* Start *

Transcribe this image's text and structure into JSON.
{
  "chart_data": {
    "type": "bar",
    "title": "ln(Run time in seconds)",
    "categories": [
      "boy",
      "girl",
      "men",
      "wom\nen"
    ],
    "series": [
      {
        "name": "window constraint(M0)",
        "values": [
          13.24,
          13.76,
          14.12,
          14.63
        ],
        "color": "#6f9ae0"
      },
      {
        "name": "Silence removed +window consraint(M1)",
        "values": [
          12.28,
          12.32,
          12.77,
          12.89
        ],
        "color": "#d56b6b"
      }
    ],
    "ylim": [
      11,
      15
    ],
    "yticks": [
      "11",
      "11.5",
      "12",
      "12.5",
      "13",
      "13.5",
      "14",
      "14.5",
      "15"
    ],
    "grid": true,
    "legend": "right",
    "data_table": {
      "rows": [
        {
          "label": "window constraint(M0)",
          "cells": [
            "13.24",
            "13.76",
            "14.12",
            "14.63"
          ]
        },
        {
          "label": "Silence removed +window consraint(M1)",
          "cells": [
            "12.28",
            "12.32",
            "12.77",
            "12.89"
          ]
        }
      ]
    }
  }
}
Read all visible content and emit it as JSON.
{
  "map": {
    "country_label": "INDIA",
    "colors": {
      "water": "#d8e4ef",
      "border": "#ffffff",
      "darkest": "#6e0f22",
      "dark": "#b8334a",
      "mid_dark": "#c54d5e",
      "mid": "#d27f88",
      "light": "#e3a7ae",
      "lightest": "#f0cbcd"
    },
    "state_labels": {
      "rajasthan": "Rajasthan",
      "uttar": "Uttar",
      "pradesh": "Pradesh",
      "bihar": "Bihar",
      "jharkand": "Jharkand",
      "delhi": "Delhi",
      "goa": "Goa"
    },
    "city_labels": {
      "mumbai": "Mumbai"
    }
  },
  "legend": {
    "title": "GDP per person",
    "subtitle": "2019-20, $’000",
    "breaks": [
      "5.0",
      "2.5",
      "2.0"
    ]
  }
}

* End *

• **SET PROBLEM**
In the material above, find each line that contains the word "JSON", and select it.

• **WRITTEN RESPONSE**
Transcribe this image's text and structure into JSON.
Read all visible content and emit it as JSON.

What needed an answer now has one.